→ **Do this**: Each entry below should be echoed exactly, with pictures omitted.

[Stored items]
* * * * *

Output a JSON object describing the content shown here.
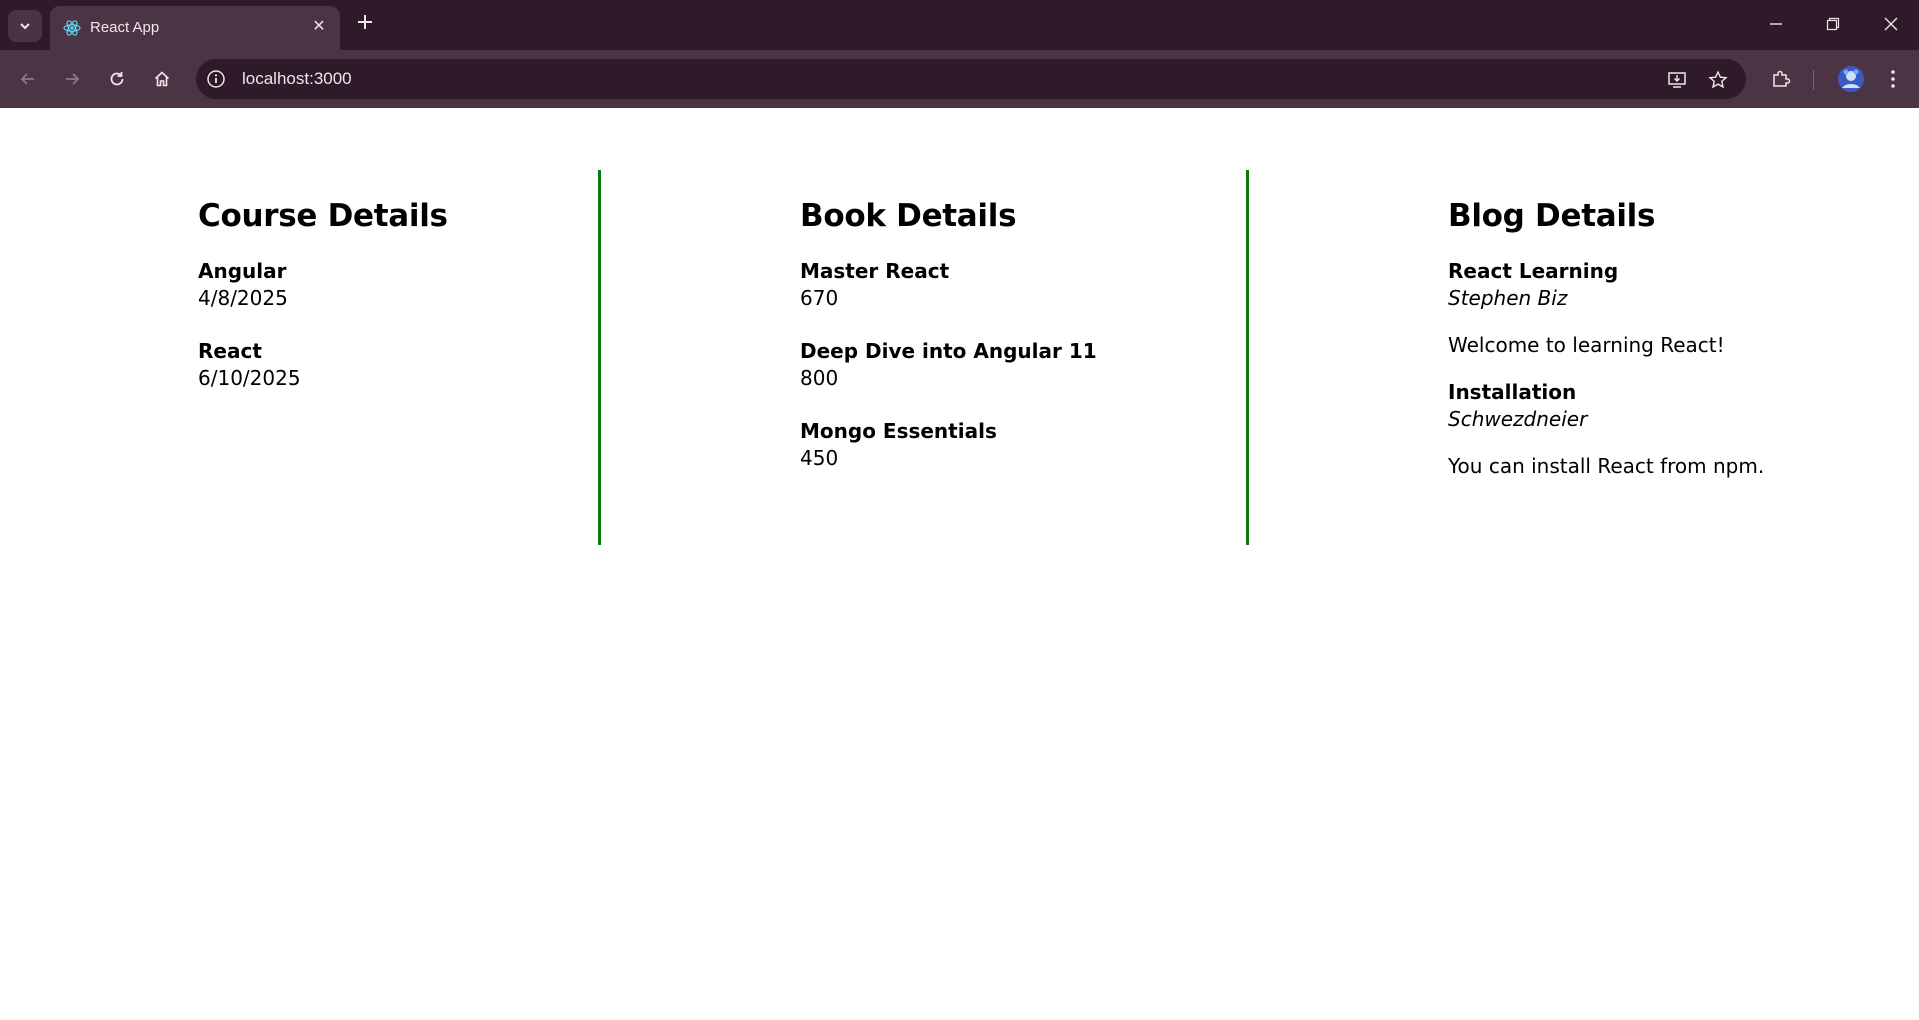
{
  "browser": {
    "tab_title": "React App",
    "url": "localhost:3000",
    "icons": {
      "tab_search": "chevron-down-icon",
      "favicon": "react-logo-icon",
      "close": "close-icon",
      "new_tab": "plus-icon",
      "back": "back-arrow-icon",
      "forward": "forward-arrow-icon",
      "reload": "reload-icon",
      "home": "home-icon",
      "site_info": "info-icon",
      "install": "install-app-icon",
      "bookmark": "star-icon",
      "extensions": "puzzle-icon",
      "profile": "avatar",
      "menu": "kebab-menu-icon"
    }
  },
  "courses": {
    "heading": "Course Details",
    "items": [
      {
        "name": "Angular",
        "date": "4/8/2025"
      },
      {
        "name": "React",
        "date": "6/10/2025"
      }
    ]
  },
  "books": {
    "heading": "Book Details",
    "items": [
      {
        "name": "Master React",
        "price": "670"
      },
      {
        "name": "Deep Dive into Angular 11",
        "price": "800"
      },
      {
        "name": "Mongo Essentials",
        "price": "450"
      }
    ]
  },
  "blogs": {
    "heading": "Blog Details",
    "items": [
      {
        "title": "React Learning",
        "author": "Stephen Biz",
        "content": "Welcome to learning React!"
      },
      {
        "title": "Installation",
        "author": "Schwezdneier",
        "content": "You can install React from npm."
      }
    ]
  },
  "colors": {
    "divider": "#0b7a0b",
    "chrome_dark": "#2e1a28",
    "chrome_mid": "#4b3545"
  }
}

* * * * *

→ **The completed task**:
Output a JSON object describing the content shown here.
{
  "browser": {
    "tab_title": "React App",
    "url": "localhost:3000",
    "icons": {
      "tab_search": "chevron-down-icon",
      "favicon": "react-logo-icon",
      "close": "close-icon",
      "new_tab": "plus-icon",
      "back": "back-arrow-icon",
      "forward": "forward-arrow-icon",
      "reload": "reload-icon",
      "home": "home-icon",
      "site_info": "info-icon",
      "install": "install-app-icon",
      "bookmark": "star-icon",
      "extensions": "puzzle-icon",
      "profile": "avatar",
      "menu": "kebab-menu-icon"
    }
  },
  "courses": {
    "heading": "Course Details",
    "items": [
      {
        "name": "Angular",
        "date": "4/8/2025"
      },
      {
        "name": "React",
        "date": "6/10/2025"
      }
    ]
  },
  "books": {
    "heading": "Book Details",
    "items": [
      {
        "name": "Master React",
        "price": "670"
      },
      {
        "name": "Deep Dive into Angular 11",
        "price": "800"
      },
      {
        "name": "Mongo Essentials",
        "price": "450"
      }
    ]
  },
  "blogs": {
    "heading": "Blog Details",
    "items": [
      {
        "title": "React Learning",
        "author": "Stephen Biz",
        "content": "Welcome to learning React!"
      },
      {
        "title": "Installation",
        "author": "Schwezdneier",
        "content": "You can install React from npm."
      }
    ]
  },
  "colors": {
    "divider": "#0b7a0b",
    "chrome_dark": "#2e1a28",
    "chrome_mid": "#4b3545"
  }
}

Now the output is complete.